— BEGIN PAGE —

Yeah, but you don’t need to postulate different definitions of sex then; they’re fudging the numbers, and nothing tells you whether they use this parameter to do it. I was proposing a model where people are completely honest and still give different answers.
I read in Cosmo (probably the least reliable source possible) that women often don’t count one-night-stands. No idea how to test.
Different definitions of sex sound like a plausible way of fudging the numbers (I don’t see any other ways of fudging the numbers that aren’t outright lying), and fudging the numbers seems like a good motivation to have different definitions of sex.
The lie detector in the OP makes outright lying seem a bit more plausible though, if it’s true.
Obviously that’s the main implication, and it’s very likely a significant cause of the difference. It’s not necessarily the only one—and if we’re trying to measure that difference, we’ll need to take into account the other causes of differences.
Can’t see why men would have a wider view of what counts than women, though; I’d expect the reverse.
In a How I Met Your Mother episode, Znefunyy pbhagrq jung Yvyl qvq jvgu ure rk-oblsevraq nf frk naq Yvyl qvqa’g. (Znefunyy punatrq uvf zvaq ol gur raq bs gur rcvfbqr.)
I am totally willing to believe that men and women count different things as sex, but they could both be using the same standard—“times a partner makes me orgasm”—and it could still result in a greater mean number of acts for men than for women even in a fixed heterosexual population (unfortunately)… granted I have no idea if people do this.
Wait… People count that as sex? I knew phrases like “cyber sex”, “phone sex”, etc., but I thought people thought of them as cases where [adjective][noun]s are not actually [noun]s, as with “dwarf planet”, “fake money”, “soy meat”, etc., and I’m surprised if there are people who would count that as sex when asked how many people they’ve had sex with (except possibly as self-sophistry in attempt to fool the lie detector).
Lotsofpeoplecount “helping a partner come by using words” (typically by one or both partners masturbating at the same time) as sex; it actually seems to be the default position among sex bloggers. That sounds solid to me; if Alice is doing something to pleasure Bob, it doesn’t particularly matter how indirectly.
Fewer people (in the list above, Cliff Pervocracy and Greta Christina) count as sex the dirty talk alone, without the possibility of orgasm. I can’t think of a situation where that would feel like sex to me, but it appears to work for them.
Naive attempts to dissolve the question of “what is sex?” tend to fail because of the assumption that describing the acts is enough, when the psychology is a large part of what the question is getting at. For example, I think that two people masturbating to each other’s sight is more like two people masturbating each other than it is like a circle jerk.
self-sophistry in attempt to fool the lie detector
Ontopic: most people count it as cheating, IIRC, but then some people count almost anything as cheating.

— END PAGE —
— BEGIN RECORDS PROVIDED —

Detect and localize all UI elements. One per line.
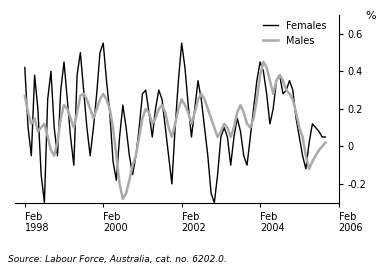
Females xyxy=(323,135,328,139)
Males xyxy=(23,94,27,97)
Males xyxy=(62,104,67,107)
Males xyxy=(261,60,266,64)
Females xyxy=(179,42,184,45)
Text: Source: Labour Force, Australia, cat. no. 6202.0.: Source: Labour Force, Australia, cat. no… xyxy=(8,255,226,264)
Males xyxy=(72,126,76,129)
Males xyxy=(176,107,181,111)
Males xyxy=(121,197,125,201)
Males xyxy=(235,111,240,114)
Females xyxy=(75,73,79,77)
Females xyxy=(238,130,243,133)
Males xyxy=(268,79,272,82)
Line: Males: Males xyxy=(25,62,326,199)
Females xyxy=(23,66,27,69)
Females xyxy=(101,42,105,45)
Line: Females: Females xyxy=(25,43,326,203)
Legend: Females, Males: Females, Males xyxy=(259,17,330,50)
Females xyxy=(42,201,47,204)
Males xyxy=(323,141,328,144)
Females xyxy=(268,122,272,125)
Y-axis label: %: % xyxy=(366,11,376,21)
Females xyxy=(65,98,70,101)
Females xyxy=(88,154,93,157)
Males xyxy=(84,98,89,101)
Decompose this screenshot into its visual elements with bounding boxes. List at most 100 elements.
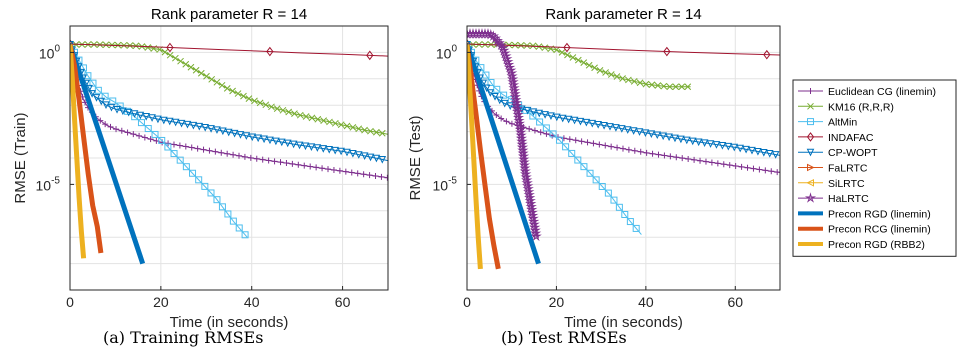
marker-cp-wopt — [486, 89, 495, 97]
marker-euclidean-cg-linemin — [756, 166, 763, 173]
marker-cp-wopt — [272, 137, 280, 146]
marker-euclidean-cg-linemin — [313, 164, 320, 171]
caption-test: (b) Test RMSEs — [501, 328, 627, 347]
marker-km16-r-r-r — [187, 63, 195, 71]
marker-cp-wopt — [254, 134, 262, 143]
marker-cp-wopt — [102, 101, 110, 110]
marker-cp-wopt — [360, 152, 369, 161]
legend-item-precon-rgd-linemin: Precon RGD (linemin) — [798, 208, 931, 220]
marker-cp-wopt — [124, 108, 133, 117]
marker-euclidean-cg-linemin — [560, 135, 567, 142]
marker-cp-wopt — [600, 122, 608, 130]
marker-altmin — [195, 176, 203, 184]
marker-cp-wopt — [506, 102, 515, 110]
marker-km16-r-r-r — [177, 57, 184, 65]
marker-euclidean-cg-linemin — [750, 165, 757, 172]
marker-euclidean-cg-linemin — [643, 149, 650, 156]
marker-altmin — [555, 136, 563, 144]
marker-km16-r-r-r — [564, 51, 571, 59]
marker-cp-wopt — [594, 120, 602, 129]
legend-item-precon-rcg-linemin: Precon RCG (linemin) — [798, 224, 931, 236]
marker-cp-wopt — [742, 145, 750, 154]
marker-cp-wopt — [754, 147, 762, 156]
marker-cp-wopt — [343, 148, 351, 157]
marker-euclidean-cg-linemin — [265, 157, 272, 164]
marker-cp-wopt — [307, 143, 316, 151]
marker-km16-r-r-r — [585, 61, 593, 69]
marker-km16-r-r-r — [569, 54, 577, 61]
x-tick-label: 0 — [463, 294, 471, 310]
x-tick-label: 20 — [153, 294, 169, 310]
series-line-precon-rgd-rbb2 — [70, 44, 87, 259]
marker-cp-wopt — [623, 126, 632, 134]
marker-altmin — [84, 72, 92, 80]
marker-euclidean-cg-linemin — [118, 127, 125, 134]
x-axis-label: Time (in seconds) — [564, 314, 683, 331]
marker-cp-wopt — [582, 118, 591, 127]
marker-euclidean-cg-linemin — [590, 140, 597, 147]
marker-cp-wopt — [665, 133, 673, 142]
marker-euclidean-cg-linemin — [289, 160, 296, 167]
marker-euclidean-cg-linemin — [685, 155, 692, 162]
marker-altmin — [151, 130, 159, 138]
legend-marker — [804, 192, 817, 203]
marker-euclidean-cg-linemin — [206, 147, 213, 154]
marker-euclidean-cg-linemin — [566, 136, 573, 143]
marker-cp-wopt — [165, 117, 174, 126]
marker-km16-r-r-r — [291, 110, 298, 118]
marker-altmin — [477, 64, 485, 72]
marker-km16-r-r-r — [636, 79, 644, 87]
marker-euclidean-cg-linemin — [498, 115, 505, 122]
x-tick-label: 0 — [66, 294, 74, 310]
marker-cp-wopt — [700, 139, 709, 148]
marker-euclidean-cg-linemin — [113, 126, 120, 133]
marker-euclidean-cg-linemin — [384, 174, 388, 181]
marker-euclidean-cg-linemin — [608, 143, 615, 150]
marker-euclidean-cg-linemin — [578, 138, 585, 145]
marker-cp-wopt — [301, 142, 310, 151]
y-axis-label: RMSE (Train) — [12, 112, 29, 203]
marker-km16-r-r-r — [602, 69, 609, 76]
marker-km16-r-r-r — [251, 97, 258, 105]
marker-halrtc — [530, 230, 542, 242]
marker-euclidean-cg-linemin — [493, 111, 500, 118]
marker-euclidean-cg-linemin — [253, 155, 260, 162]
marker-euclidean-cg-linemin — [259, 156, 266, 163]
legend-label: FaLRTC — [828, 163, 868, 175]
legend-marker — [806, 178, 814, 187]
marker-euclidean-cg-linemin — [649, 150, 656, 157]
marker-euclidean-cg-linemin — [572, 137, 579, 144]
marker-altmin — [621, 210, 629, 218]
marker-km16-r-r-r — [320, 117, 327, 124]
marker-cp-wopt — [682, 136, 691, 145]
marker-cp-wopt — [236, 131, 245, 139]
marker-halrtc — [482, 28, 494, 39]
grid — [466, 25, 780, 291]
marker-euclidean-cg-linemin — [655, 151, 662, 158]
marker-km16-r-r-r — [240, 92, 247, 100]
legend: Euclidean CG (linemin) KM16 (R,R,R) AltMin… — [792, 79, 957, 257]
marker-altmin — [626, 218, 634, 226]
marker-cp-wopt — [541, 111, 549, 119]
marker-euclidean-cg-linemin — [348, 169, 355, 176]
marker-cp-wopt — [289, 140, 298, 149]
marker-km16-r-r-r — [273, 105, 281, 112]
marker-cp-wopt — [706, 140, 715, 148]
marker-cp-wopt — [677, 135, 685, 144]
marker-altmin — [574, 156, 582, 164]
marker-altmin — [568, 149, 576, 157]
axes-box — [69, 25, 389, 291]
marker-altmin — [500, 91, 508, 99]
marker-cp-wopt — [148, 114, 156, 122]
marker-euclidean-cg-linemin — [531, 127, 538, 134]
marker-cp-wopt — [547, 112, 555, 120]
y-tick-label: 10-5 — [36, 175, 61, 193]
marker-cp-wopt — [491, 92, 499, 101]
marker-cp-wopt — [576, 117, 585, 126]
legend-item-km16-r-r-r: KM16 (R,R,R) — [798, 101, 894, 113]
legend-marker — [807, 118, 814, 126]
series-line-precon-rgd-rbb2 — [467, 44, 483, 270]
marker-cp-wopt — [130, 110, 139, 118]
marker-km16-r-r-r — [279, 106, 287, 114]
marker-km16-r-r-r — [672, 83, 680, 91]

— END RECORDS PROVIDED —

GOAL
In the discussion about how people define sex, what does one commenter report reading in Cosmo that women often leave out of their count?

TASK RESULT
One-night stands.